_Given problem_
Update the data from its first line through the line containing "- trait-vector: Lignin_o: [1088, 340, 1204, 501]", both included, by changing "Fagus sylvatica" to "European beech" and leaving everything else as it is. Return only that stretch of lines.

Begin Listed records

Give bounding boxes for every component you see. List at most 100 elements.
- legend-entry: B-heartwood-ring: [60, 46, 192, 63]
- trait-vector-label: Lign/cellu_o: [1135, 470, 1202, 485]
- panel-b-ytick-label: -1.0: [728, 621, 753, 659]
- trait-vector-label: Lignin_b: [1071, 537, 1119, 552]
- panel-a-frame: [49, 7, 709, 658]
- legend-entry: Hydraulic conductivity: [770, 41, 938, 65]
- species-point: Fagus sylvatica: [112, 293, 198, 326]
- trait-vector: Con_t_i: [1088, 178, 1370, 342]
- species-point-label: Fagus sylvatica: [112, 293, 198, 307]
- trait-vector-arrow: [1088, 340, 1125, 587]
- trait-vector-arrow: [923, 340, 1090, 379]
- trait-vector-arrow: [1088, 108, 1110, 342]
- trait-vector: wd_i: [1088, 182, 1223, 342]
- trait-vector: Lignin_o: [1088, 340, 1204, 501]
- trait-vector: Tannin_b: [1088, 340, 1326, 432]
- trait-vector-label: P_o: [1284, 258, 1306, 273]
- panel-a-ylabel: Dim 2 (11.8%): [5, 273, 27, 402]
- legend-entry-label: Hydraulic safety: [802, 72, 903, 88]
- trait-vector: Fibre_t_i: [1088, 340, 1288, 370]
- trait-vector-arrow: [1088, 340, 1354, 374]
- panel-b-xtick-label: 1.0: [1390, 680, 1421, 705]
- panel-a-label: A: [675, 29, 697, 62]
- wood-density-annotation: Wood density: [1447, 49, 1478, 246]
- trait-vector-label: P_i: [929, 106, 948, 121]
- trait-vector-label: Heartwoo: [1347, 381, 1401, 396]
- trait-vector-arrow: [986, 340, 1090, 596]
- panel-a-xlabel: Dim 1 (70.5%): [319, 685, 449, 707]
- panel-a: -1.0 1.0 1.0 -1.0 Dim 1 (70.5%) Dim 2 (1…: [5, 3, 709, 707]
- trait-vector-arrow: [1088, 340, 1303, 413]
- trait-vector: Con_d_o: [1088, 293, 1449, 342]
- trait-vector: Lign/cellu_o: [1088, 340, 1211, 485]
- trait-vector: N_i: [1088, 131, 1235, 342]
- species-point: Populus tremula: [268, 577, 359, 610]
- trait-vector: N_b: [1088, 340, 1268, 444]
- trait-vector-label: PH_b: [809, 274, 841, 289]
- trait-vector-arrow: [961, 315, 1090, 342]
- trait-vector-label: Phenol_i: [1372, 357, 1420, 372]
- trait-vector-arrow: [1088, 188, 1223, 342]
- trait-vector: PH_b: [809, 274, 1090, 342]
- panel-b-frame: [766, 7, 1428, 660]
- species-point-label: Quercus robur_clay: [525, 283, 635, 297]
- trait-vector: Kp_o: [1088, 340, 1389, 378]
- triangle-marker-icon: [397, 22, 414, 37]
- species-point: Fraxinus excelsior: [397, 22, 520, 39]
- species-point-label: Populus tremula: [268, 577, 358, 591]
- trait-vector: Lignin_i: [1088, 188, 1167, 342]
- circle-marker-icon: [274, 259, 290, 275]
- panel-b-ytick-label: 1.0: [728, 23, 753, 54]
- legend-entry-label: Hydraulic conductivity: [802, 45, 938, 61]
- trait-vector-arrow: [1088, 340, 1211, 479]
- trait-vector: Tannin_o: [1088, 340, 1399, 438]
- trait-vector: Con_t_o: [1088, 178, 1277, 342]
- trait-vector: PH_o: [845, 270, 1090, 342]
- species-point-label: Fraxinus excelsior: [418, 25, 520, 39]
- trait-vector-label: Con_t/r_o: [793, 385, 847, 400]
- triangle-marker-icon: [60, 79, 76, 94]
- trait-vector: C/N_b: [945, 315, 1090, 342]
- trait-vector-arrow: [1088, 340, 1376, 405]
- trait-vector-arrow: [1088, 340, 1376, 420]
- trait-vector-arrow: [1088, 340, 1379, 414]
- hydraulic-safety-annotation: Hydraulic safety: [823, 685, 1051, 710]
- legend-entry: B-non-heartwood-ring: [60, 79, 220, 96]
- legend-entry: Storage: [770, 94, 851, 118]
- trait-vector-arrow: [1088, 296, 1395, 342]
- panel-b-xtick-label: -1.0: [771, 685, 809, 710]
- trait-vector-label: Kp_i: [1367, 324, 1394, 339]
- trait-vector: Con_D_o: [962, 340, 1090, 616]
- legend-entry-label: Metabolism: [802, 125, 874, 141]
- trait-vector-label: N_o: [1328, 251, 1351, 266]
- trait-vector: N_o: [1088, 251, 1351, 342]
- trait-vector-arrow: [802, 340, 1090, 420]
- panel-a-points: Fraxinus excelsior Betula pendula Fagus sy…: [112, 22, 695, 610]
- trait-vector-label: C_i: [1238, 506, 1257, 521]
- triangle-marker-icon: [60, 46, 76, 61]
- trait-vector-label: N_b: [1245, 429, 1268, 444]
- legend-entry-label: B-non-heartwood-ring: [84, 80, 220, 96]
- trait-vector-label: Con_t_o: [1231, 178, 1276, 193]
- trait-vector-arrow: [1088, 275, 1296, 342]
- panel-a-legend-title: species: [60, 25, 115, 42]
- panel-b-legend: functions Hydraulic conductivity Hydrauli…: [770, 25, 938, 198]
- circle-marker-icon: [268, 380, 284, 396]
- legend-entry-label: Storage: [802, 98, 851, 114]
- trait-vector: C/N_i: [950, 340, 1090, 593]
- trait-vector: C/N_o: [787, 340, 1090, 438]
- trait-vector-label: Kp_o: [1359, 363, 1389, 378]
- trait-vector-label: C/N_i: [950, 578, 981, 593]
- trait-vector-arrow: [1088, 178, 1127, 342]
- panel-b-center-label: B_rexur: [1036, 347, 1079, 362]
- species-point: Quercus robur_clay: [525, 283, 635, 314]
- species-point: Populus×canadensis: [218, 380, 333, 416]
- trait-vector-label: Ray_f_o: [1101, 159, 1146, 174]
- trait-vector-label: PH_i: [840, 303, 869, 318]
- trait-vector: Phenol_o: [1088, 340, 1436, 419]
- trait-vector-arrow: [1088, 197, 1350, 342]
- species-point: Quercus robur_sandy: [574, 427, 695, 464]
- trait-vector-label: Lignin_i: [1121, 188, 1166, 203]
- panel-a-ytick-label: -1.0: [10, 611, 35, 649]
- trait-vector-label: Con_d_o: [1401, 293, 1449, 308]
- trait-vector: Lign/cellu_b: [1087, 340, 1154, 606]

End Listed records

_Result_
Give bounding boxes for every component you see. List at most 100 elements.
- legend-entry: B-heartwood-ring: [60, 46, 192, 63]
- trait-vector-label: Lign/cellu_o: [1135, 470, 1202, 485]
- panel-b-ytick-label: -1.0: [728, 621, 753, 659]
- trait-vector-label: Lignin_b: [1071, 537, 1119, 552]
- panel-a-frame: [49, 7, 709, 658]
- legend-entry: Hydraulic conductivity: [770, 41, 938, 65]
- species-point: European beech: [112, 293, 198, 326]
- trait-vector: Con_t_i: [1088, 178, 1370, 342]
- species-point-label: European beech: [112, 293, 198, 307]
- trait-vector-arrow: [1088, 340, 1125, 587]
- trait-vector-arrow: [923, 340, 1090, 379]
- trait-vector-arrow: [1088, 108, 1110, 342]
- trait-vector: wd_i: [1088, 182, 1223, 342]
- trait-vector: Lignin_o: [1088, 340, 1204, 501]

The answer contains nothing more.